Description of the task =>
Select all lines in the records that include "Dialyse".

Records to process =>
· · · · ·

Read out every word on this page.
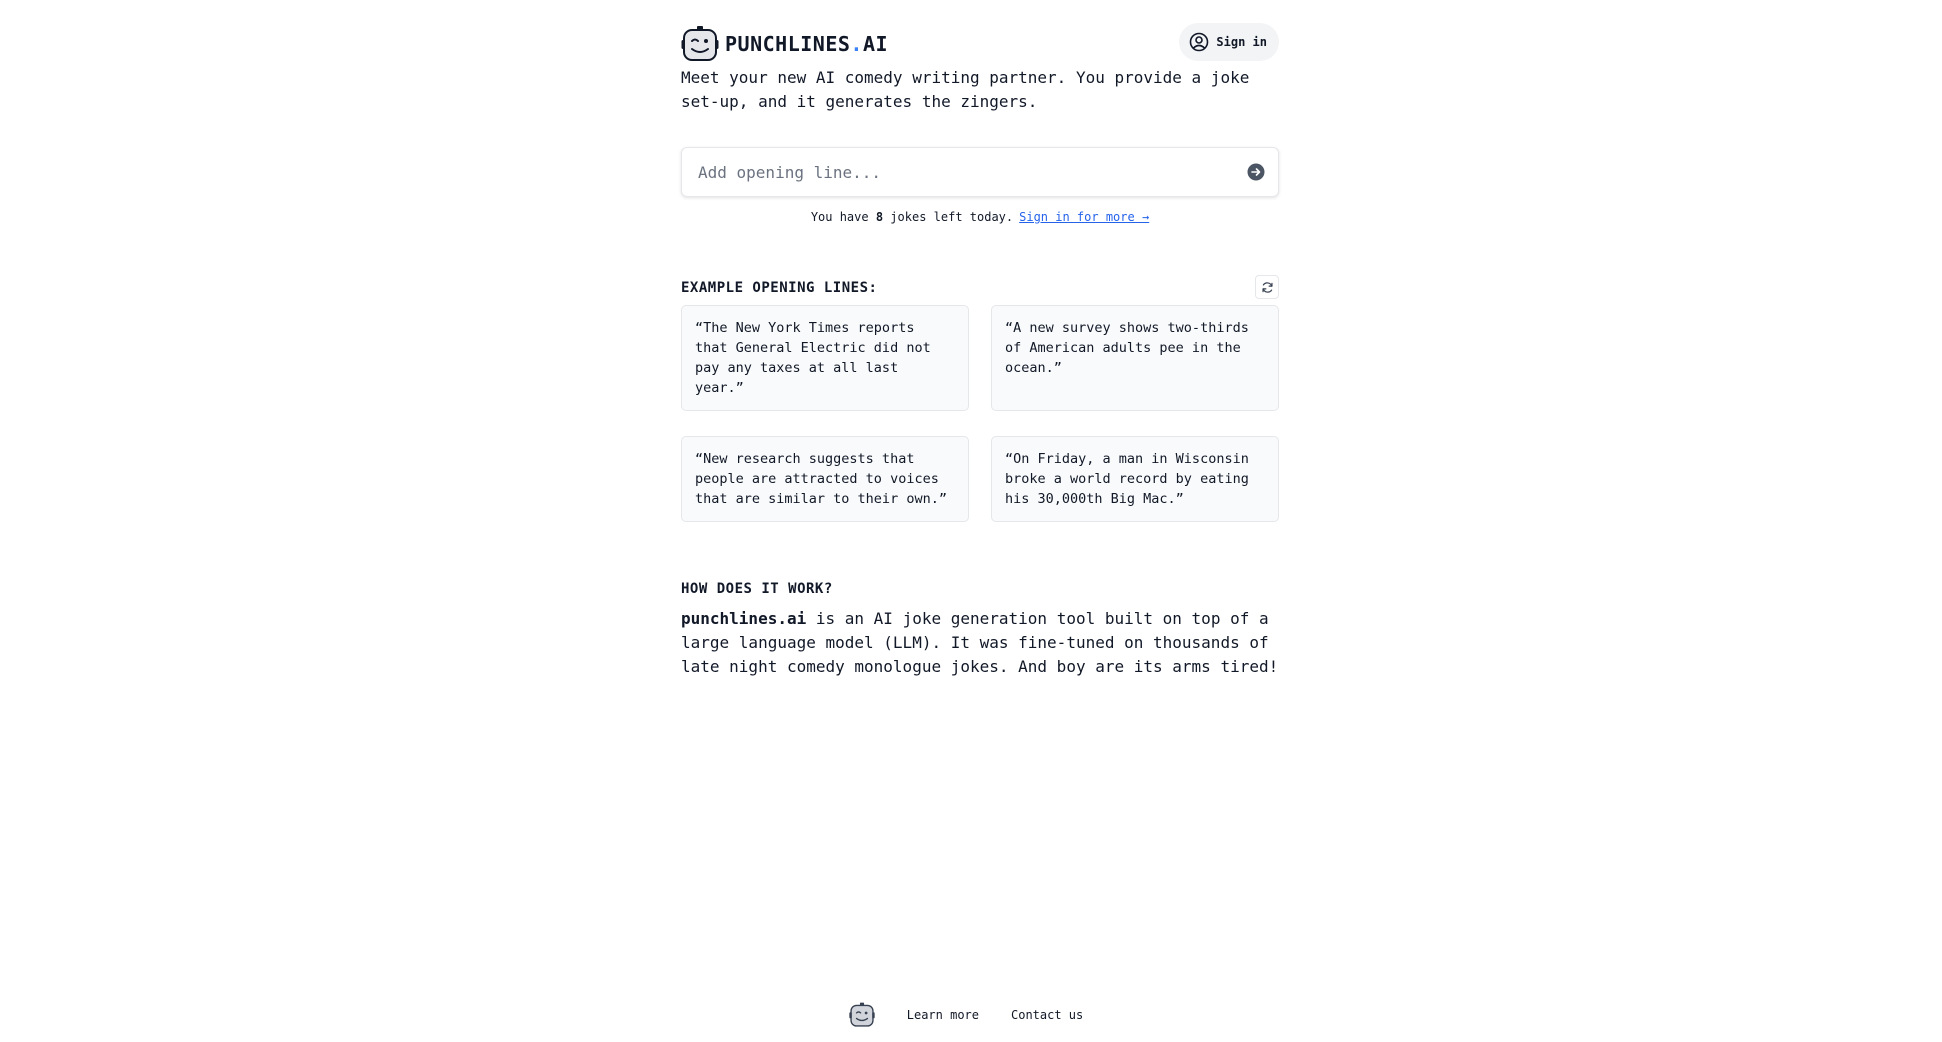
PUNCHLINES.AI	Sign in
Meet your new AI comedy writing partner. You provide a joke set-up, and it generates the zingers.
Add opening line...
You have 8 jokes left today. Sign in for more →
EXAMPLE OPENING LINES:
“The New York Times reports that General Electric did not pay any taxes at all last year.”
“A new survey shows two-thirds of American adults pee in the ocean.”
“New research suggests that people are attracted to voices that are similar to their own.”
“On Friday, a man in Wisconsin broke a world record by eating his 30,000th Big Mac.”
HOW DOES IT WORK?
punchlines.ai is an AI joke generation tool built on top of a large language model (LLM). It was fine-tuned on thousands of late night comedy monologue jokes. And boy are its arms tired!
Learn more	Contact us
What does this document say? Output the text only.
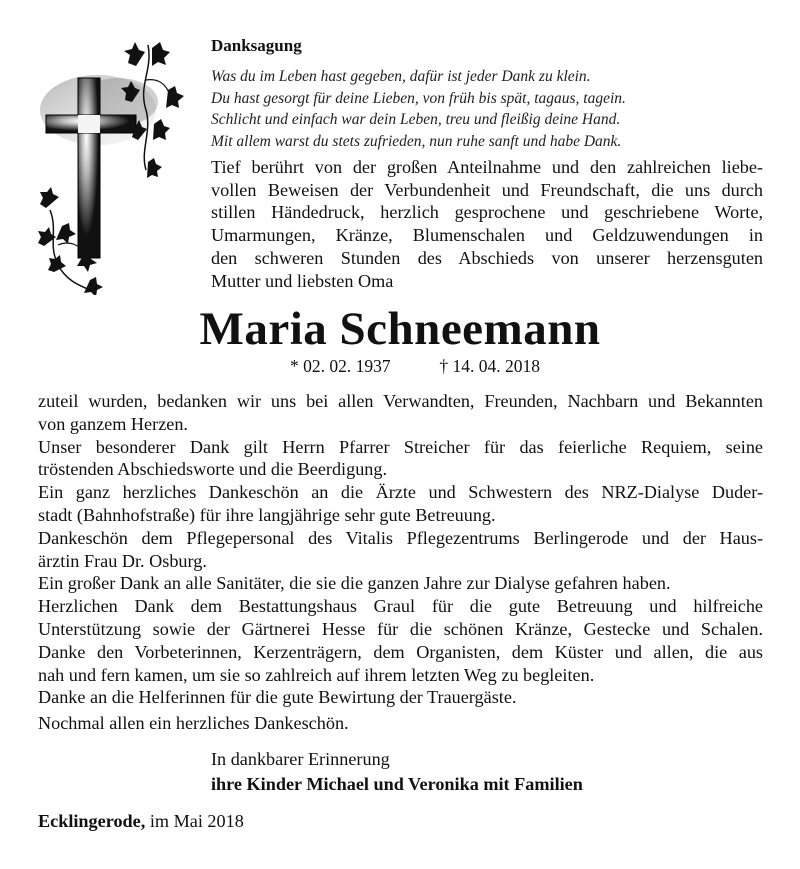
Danksagung
Was du im Leben hast gegeben, dafür ist jeder Dank zu klein.
Du hast gesorgt für deine Lieben, von früh bis spät, tagaus, tagein.
Schlicht und einfach war dein Leben, treu und fleißig deine Hand.
Mit allem warst du stets zufrieden, nun ruhe sanft und habe Dank.
Tief berührt von der großen Anteilnahme und den zahlreichen liebe-
vollen Beweisen der Verbundenheit und Freundschaft, die uns durch
stillen Händedruck, herzlich gesprochene und geschriebene Worte,
Umarmungen, Kränze, Blumenschalen und Geldzuwendungen in
den schweren Stunden des Abschieds von unserer herzensguten
Mutter und liebsten Oma
Maria Schneemann
* 02. 02. 1937	† 14. 04. 2018
zuteil wurden, bedanken wir uns bei allen Verwandten, Freunden, Nachbarn und Bekannten
von ganzem Herzen.
Unser besonderer Dank gilt Herrn Pfarrer Streicher für das feierliche Requiem, seine
tröstenden Abschiedsworte und die Beerdigung.
Ein ganz herzliches Dankeschön an die Ärzte und Schwestern des NRZ-Dialyse Duder-
stadt (Bahnhofstraße) für ihre langjährige sehr gute Betreuung.
Dankeschön dem Pflegepersonal des Vitalis Pflegezentrums Berlingerode und der Haus-
ärztin Frau Dr. Osburg.
Ein großer Dank an alle Sanitäter, die sie die ganzen Jahre zur Dialyse gefahren haben.
Herzlichen Dank dem Bestattungshaus Graul für die gute Betreuung und hilfreiche
Unterstützung sowie der Gärtnerei Hesse für die schönen Kränze, Gestecke und Schalen.
Danke den Vorbeterinnen, Kerzenträgern, dem Organisten, dem Küster und allen, die aus
nah und fern kamen, um sie so zahlreich auf ihrem letzten Weg zu begleiten.
Danke an die Helferinnen für die gute Bewirtung der Trauergäste.
Nochmal allen ein herzliches Dankeschön.
In dankbarer Erinnerung
ihre Kinder Michael und Veronika mit Familien
Ecklingerode, im Mai 2018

· · · · ·

Finished exercise =>
Ein ganz herzliches Dankeschön an die Ärzte und Schwestern des NRZ-Dialyse Duder-
Ein großer Dank an alle Sanitäter, die sie die ganzen Jahre zur Dialyse gefahren haben.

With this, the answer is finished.